* START *

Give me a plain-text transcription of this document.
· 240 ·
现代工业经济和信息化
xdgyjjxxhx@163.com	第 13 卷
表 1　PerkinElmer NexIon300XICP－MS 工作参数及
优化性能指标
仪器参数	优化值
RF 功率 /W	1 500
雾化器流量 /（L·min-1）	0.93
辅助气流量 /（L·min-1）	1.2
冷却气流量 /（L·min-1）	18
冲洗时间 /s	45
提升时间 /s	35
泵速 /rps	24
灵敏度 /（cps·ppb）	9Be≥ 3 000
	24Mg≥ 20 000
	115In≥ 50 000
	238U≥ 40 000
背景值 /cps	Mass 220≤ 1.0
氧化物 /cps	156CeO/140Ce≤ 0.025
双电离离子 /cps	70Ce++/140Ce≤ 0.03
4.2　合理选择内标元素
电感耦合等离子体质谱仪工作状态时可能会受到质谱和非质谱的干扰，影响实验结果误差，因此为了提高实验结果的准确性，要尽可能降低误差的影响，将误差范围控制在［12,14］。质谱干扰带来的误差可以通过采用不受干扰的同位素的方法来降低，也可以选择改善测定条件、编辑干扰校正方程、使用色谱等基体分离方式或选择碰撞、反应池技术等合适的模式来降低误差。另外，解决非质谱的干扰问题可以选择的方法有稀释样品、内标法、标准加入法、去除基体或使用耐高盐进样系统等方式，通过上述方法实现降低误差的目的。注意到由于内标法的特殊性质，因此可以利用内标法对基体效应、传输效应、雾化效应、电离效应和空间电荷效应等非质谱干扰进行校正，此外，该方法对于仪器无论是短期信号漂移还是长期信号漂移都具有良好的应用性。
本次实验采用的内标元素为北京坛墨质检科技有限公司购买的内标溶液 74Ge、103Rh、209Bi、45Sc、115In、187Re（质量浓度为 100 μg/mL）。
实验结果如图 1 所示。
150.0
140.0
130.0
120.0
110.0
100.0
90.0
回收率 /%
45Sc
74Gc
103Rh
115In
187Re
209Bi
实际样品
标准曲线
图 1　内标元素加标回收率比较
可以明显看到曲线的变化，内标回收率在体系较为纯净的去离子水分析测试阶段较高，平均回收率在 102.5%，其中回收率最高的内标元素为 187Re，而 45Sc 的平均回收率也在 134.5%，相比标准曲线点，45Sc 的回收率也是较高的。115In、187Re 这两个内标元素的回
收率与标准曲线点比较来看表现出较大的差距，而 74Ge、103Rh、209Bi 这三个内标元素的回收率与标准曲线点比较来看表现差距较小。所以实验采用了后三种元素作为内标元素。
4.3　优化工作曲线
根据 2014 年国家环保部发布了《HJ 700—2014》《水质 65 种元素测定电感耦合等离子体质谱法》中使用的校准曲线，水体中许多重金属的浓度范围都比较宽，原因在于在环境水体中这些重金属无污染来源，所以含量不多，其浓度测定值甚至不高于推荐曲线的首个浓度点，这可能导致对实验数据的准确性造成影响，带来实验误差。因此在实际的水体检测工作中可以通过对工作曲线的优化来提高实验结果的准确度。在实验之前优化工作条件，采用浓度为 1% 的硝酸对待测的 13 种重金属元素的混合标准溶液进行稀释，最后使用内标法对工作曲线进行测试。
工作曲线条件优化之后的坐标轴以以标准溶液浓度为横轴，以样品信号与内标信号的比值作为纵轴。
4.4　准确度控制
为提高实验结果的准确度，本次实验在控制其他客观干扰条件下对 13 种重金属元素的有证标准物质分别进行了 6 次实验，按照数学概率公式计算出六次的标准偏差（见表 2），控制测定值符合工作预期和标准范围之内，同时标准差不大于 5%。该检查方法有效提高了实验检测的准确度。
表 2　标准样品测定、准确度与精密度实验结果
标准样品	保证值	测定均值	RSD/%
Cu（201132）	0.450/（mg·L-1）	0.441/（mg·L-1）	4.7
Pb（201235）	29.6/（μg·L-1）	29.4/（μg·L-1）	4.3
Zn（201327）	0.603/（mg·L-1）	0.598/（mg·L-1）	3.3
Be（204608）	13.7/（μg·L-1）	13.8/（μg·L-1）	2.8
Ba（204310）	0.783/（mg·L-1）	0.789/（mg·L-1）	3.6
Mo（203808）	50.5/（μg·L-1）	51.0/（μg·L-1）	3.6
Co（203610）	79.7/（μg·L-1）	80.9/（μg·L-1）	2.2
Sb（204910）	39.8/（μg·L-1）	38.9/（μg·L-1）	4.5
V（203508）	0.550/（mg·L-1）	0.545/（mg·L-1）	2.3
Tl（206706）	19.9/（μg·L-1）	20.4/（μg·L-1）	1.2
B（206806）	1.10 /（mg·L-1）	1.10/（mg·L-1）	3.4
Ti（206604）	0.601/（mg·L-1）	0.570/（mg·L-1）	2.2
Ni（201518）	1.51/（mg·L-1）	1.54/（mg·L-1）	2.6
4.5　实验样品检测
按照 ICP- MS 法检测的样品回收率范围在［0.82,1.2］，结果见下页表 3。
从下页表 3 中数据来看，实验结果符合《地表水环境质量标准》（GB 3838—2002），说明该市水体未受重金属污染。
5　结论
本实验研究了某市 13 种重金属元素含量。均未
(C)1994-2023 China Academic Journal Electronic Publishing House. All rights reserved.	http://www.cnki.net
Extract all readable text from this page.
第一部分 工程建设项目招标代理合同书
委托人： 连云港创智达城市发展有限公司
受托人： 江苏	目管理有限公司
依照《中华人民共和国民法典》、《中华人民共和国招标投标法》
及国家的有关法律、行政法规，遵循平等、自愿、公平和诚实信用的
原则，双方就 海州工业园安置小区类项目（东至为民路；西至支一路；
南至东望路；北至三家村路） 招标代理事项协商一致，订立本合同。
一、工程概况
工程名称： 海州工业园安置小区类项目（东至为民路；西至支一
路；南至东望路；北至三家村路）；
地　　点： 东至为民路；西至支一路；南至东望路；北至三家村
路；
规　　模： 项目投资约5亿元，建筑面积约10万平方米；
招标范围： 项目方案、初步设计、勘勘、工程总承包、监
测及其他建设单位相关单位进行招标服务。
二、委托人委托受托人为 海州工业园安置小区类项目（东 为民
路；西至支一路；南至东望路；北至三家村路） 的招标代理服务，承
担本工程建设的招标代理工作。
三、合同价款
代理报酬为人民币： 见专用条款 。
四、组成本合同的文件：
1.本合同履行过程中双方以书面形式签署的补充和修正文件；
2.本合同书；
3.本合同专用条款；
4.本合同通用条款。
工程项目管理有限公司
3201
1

* END *

Written instruction: Reproduce the records above exactly, starting with the line that contains "Extract all readable text from this page." and ending with the last line.

Written solution:
Extract all readable text from this page.
第一部分 工程建设项目招标代理合同书
委托人： 连云港创智达城市发展有限公司
受托人： 江苏	目管理有限公司
依照《中华人民共和国民法典》、《中华人民共和国招标投标法》
及国家的有关法律、行政法规，遵循平等、自愿、公平和诚实信用的
原则，双方就 海州工业园安置小区类项目（东至为民路；西至支一路；
南至东望路；北至三家村路） 招标代理事项协商一致，订立本合同。
一、工程概况
工程名称： 海州工业园安置小区类项目（东至为民路；西至支一
路；南至东望路；北至三家村路）；
地　　点： 东至为民路；西至支一路；南至东望路；北至三家村
路；
规　　模： 项目投资约5亿元，建筑面积约10万平方米；
招标范围： 项目方案、初步设计、勘勘、工程总承包、监
测及其他建设单位相关单位进行招标服务。
二、委托人委托受托人为 海州工业园安置小区类项目（东 为民
路；西至支一路；南至东望路；北至三家村路） 的招标代理服务，承
担本工程建设的招标代理工作。
三、合同价款
代理报酬为人民币： 见专用条款 。
四、组成本合同的文件：
1.本合同履行过程中双方以书面形式签署的补充和修正文件；
2.本合同书；
3.本合同专用条款；
4.本合同通用条款。
工程项目管理有限公司
3201
1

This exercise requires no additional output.